Task goal: Repeat the listing in full, preserving every character.

Data shown:
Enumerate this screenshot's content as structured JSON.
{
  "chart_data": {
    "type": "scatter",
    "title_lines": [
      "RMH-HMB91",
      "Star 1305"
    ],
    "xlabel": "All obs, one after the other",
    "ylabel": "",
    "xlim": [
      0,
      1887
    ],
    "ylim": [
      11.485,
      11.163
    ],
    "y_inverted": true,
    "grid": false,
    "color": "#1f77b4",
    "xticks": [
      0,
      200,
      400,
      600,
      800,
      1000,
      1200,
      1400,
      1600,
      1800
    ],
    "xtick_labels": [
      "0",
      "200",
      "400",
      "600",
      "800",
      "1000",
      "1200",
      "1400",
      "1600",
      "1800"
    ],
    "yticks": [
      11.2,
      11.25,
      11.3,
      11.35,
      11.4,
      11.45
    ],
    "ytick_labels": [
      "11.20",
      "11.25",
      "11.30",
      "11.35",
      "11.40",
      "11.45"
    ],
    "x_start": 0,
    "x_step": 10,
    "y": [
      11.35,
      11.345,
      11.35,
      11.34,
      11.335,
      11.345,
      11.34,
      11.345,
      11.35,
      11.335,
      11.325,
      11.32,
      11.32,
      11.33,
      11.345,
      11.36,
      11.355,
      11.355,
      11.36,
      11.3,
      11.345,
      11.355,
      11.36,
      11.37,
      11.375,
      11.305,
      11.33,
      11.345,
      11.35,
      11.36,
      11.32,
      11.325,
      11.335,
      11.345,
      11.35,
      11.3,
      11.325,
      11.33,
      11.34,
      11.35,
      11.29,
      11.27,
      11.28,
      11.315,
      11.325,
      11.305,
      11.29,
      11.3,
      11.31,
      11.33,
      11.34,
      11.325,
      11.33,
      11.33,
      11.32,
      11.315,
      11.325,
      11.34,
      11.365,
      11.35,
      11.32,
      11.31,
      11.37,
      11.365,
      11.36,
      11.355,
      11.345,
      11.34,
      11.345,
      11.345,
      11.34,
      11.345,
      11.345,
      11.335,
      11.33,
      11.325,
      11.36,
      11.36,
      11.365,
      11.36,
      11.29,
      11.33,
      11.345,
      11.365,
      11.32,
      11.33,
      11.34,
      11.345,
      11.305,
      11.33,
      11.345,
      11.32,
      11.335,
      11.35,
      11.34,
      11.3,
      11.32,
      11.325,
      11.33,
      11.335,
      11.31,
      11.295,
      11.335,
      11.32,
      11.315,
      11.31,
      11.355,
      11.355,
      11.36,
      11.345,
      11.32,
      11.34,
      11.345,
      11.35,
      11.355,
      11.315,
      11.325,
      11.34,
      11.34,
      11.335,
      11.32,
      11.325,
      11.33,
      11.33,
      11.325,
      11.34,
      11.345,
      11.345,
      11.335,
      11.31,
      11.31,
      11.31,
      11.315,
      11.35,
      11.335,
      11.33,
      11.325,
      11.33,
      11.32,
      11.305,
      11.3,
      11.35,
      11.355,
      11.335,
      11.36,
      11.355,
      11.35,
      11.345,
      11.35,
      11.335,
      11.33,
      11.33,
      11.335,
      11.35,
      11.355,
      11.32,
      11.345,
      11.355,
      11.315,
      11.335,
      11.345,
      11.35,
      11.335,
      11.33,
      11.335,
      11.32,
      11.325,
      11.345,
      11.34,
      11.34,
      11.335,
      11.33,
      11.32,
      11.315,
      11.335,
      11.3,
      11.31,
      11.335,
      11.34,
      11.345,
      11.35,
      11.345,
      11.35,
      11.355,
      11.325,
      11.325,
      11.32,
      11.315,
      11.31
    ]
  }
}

Solution for this exercise:
Enumerate this screenshot's content as structured JSON.
{
  "chart_data": {
    "type": "scatter",
    "title_lines": [
      "RMH-HMB91",
      "Star 1305"
    ],
    "xlabel": "All obs, one after the other",
    "ylabel": "",
    "xlim": [
      0,
      1887
    ],
    "ylim": [
      11.485,
      11.163
    ],
    "y_inverted": true,
    "grid": false,
    "color": "#1f77b4",
    "xticks": [
      0,
      200,
      400,
      600,
      800,
      1000,
      1200,
      1400,
      1600,
      1800
    ],
    "xtick_labels": [
      "0",
      "200",
      "400",
      "600",
      "800",
      "1000",
      "1200",
      "1400",
      "1600",
      "1800"
    ],
    "yticks": [
      11.2,
      11.25,
      11.3,
      11.35,
      11.4,
      11.45
    ],
    "ytick_labels": [
      "11.20",
      "11.25",
      "11.30",
      "11.35",
      "11.40",
      "11.45"
    ],
    "x_start": 0,
    "x_step": 10,
    "y": [
      11.35,
      11.345,
      11.35,
      11.34,
      11.335,
      11.345,
      11.34,
      11.345,
      11.35,
      11.335,
      11.325,
      11.32,
      11.32,
      11.33,
      11.345,
      11.36,
      11.355,
      11.355,
      11.36,
      11.3,
      11.345,
      11.355,
      11.36,
      11.37,
      11.375,
      11.305,
      11.33,
      11.345,
      11.35,
      11.36,
      11.32,
      11.325,
      11.335,
      11.345,
      11.35,
      11.3,
      11.325,
      11.33,
      11.34,
      11.35,
      11.29,
      11.27,
      11.28,
      11.315,
      11.325,
      11.305,
      11.29,
      11.3,
      11.31,
      11.33,
      11.34,
      11.325,
      11.33,
      11.33,
      11.32,
      11.315,
      11.325,
      11.34,
      11.365,
      11.35,
      11.32,
      11.31,
      11.37,
      11.365,
      11.36,
      11.355,
      11.345,
      11.34,
      11.345,
      11.345,
      11.34,
      11.345,
      11.345,
      11.335,
      11.33,
      11.325,
      11.36,
      11.36,
      11.365,
      11.36,
      11.29,
      11.33,
      11.345,
      11.365,
      11.32,
      11.33,
      11.34,
      11.345,
      11.305,
      11.33,
      11.345,
      11.32,
      11.335,
      11.35,
      11.34,
      11.3,
      11.32,
      11.325,
      11.33,
      11.335,
      11.31,
      11.295,
      11.335,
      11.32,
      11.315,
      11.31,
      11.355,
      11.355,
      11.36,
      11.345,
      11.32,
      11.34,
      11.345,
      11.35,
      11.355,
      11.315,
      11.325,
      11.34,
      11.34,
      11.335,
      11.32,
      11.325,
      11.33,
      11.33,
      11.325,
      11.34,
      11.345,
      11.345,
      11.335,
      11.31,
      11.31,
      11.31,
      11.315,
      11.35,
      11.335,
      11.33,
      11.325,
      11.33,
      11.32,
      11.305,
      11.3,
      11.35,
      11.355,
      11.335,
      11.36,
      11.355,
      11.35,
      11.345,
      11.35,
      11.335,
      11.33,
      11.33,
      11.335,
      11.35,
      11.355,
      11.32,
      11.345,
      11.355,
      11.315,
      11.335,
      11.345,
      11.35,
      11.335,
      11.33,
      11.335,
      11.32,
      11.325,
      11.345,
      11.34,
      11.34,
      11.335,
      11.33,
      11.32,
      11.315,
      11.335,
      11.3,
      11.31,
      11.335,
      11.34,
      11.345,
      11.35,
      11.345,
      11.35,
      11.355,
      11.325,
      11.325,
      11.32,
      11.315,
      11.31
    ]
  }
}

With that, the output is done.